__Exercise directions__
Find each line with the word "OnMouseDown" in it, then give the total alone.

Some records:

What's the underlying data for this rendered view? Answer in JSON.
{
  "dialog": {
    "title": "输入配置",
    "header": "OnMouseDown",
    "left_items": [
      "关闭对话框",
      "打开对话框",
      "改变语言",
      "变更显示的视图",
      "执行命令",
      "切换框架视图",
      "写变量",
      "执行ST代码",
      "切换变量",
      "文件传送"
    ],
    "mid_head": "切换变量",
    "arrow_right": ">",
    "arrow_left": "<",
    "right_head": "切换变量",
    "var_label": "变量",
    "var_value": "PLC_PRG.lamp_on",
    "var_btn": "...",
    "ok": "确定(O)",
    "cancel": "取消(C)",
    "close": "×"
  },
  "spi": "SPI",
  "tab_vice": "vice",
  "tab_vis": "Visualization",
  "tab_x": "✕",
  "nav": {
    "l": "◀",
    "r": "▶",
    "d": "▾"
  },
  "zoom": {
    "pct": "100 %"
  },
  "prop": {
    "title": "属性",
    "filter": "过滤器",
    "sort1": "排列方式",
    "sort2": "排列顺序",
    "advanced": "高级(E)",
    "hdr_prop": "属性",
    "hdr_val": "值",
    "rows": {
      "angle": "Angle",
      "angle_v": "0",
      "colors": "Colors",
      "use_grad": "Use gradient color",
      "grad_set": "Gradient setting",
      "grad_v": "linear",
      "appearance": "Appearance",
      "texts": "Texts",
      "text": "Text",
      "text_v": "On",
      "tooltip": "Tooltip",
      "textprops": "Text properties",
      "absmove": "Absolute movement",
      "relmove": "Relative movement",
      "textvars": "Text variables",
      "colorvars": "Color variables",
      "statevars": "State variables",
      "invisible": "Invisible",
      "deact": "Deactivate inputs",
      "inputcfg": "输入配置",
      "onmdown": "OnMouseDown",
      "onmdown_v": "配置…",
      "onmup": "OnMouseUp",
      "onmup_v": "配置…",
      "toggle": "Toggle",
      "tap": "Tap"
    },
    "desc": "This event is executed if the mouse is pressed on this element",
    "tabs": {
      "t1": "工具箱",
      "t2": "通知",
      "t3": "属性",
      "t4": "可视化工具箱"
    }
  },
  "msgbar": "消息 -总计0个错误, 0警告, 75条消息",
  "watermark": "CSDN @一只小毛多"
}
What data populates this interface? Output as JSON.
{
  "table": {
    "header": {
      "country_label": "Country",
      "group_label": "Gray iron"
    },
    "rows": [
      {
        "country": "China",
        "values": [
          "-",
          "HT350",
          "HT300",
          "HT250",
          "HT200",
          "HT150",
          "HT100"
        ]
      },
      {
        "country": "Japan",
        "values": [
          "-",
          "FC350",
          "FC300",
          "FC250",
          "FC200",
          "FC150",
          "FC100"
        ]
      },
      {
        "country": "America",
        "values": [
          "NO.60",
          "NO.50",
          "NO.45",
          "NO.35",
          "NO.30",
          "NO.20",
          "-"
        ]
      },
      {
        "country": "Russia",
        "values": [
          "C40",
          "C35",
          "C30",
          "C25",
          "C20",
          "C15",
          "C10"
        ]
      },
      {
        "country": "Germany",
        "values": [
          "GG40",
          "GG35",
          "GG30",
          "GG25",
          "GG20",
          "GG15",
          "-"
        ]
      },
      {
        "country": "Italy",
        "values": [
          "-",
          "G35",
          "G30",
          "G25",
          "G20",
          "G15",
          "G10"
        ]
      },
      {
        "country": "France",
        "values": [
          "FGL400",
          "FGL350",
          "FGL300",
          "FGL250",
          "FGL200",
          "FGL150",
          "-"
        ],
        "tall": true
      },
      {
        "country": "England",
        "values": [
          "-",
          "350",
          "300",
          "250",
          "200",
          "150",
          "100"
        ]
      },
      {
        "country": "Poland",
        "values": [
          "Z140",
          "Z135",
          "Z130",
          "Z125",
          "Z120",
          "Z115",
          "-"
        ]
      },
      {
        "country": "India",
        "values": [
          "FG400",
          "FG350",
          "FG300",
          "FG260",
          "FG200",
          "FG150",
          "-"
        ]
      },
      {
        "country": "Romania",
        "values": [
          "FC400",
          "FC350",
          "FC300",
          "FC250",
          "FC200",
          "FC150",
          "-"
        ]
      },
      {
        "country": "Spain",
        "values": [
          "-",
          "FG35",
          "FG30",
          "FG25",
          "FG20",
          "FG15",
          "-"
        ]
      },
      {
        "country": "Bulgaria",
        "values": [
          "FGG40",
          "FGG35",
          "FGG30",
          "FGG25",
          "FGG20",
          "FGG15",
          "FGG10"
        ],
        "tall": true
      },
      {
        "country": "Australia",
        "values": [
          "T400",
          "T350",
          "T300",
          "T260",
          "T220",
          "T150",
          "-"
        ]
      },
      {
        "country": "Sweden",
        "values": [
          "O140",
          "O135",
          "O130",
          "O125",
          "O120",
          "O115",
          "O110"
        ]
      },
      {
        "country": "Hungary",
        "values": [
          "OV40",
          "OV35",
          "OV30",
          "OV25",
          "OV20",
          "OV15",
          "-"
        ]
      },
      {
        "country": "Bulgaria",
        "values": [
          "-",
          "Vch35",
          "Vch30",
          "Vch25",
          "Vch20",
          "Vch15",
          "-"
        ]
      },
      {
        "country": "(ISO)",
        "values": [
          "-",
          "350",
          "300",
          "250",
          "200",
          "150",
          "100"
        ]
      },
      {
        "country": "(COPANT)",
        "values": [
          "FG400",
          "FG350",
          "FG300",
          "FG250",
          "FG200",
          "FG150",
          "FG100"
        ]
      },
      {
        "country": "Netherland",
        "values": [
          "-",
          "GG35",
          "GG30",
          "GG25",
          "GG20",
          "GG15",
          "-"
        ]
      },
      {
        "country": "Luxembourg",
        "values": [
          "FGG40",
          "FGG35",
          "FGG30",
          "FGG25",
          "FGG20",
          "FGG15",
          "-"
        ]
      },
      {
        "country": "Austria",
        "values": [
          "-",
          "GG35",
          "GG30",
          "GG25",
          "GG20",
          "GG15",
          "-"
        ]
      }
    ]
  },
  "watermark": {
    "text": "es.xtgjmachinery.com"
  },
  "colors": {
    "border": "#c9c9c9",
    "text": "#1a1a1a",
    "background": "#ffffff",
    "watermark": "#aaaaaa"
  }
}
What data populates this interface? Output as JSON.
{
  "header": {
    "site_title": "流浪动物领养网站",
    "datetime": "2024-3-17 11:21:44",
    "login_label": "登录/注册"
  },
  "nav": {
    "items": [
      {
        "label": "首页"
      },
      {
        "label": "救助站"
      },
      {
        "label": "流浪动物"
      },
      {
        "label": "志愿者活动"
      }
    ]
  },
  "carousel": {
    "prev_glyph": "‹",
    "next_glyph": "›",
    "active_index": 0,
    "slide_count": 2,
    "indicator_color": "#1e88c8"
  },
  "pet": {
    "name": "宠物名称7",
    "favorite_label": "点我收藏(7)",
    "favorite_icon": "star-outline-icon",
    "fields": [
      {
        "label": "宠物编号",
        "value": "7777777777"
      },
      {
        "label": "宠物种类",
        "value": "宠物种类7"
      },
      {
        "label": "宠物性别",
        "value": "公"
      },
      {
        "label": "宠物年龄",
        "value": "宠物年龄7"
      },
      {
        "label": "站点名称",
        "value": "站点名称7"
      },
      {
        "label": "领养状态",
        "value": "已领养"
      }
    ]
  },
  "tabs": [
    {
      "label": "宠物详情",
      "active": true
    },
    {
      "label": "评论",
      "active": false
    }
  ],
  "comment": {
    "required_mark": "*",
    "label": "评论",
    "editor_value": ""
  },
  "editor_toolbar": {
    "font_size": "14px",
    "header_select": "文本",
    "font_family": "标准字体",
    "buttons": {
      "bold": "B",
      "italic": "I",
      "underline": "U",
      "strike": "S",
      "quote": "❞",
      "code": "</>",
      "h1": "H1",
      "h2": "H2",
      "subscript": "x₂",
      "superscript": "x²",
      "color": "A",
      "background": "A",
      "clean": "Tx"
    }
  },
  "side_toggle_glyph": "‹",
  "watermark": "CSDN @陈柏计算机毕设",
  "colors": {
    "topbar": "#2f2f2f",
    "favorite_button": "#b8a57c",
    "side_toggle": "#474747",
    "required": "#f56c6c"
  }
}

__Completed exercise__
2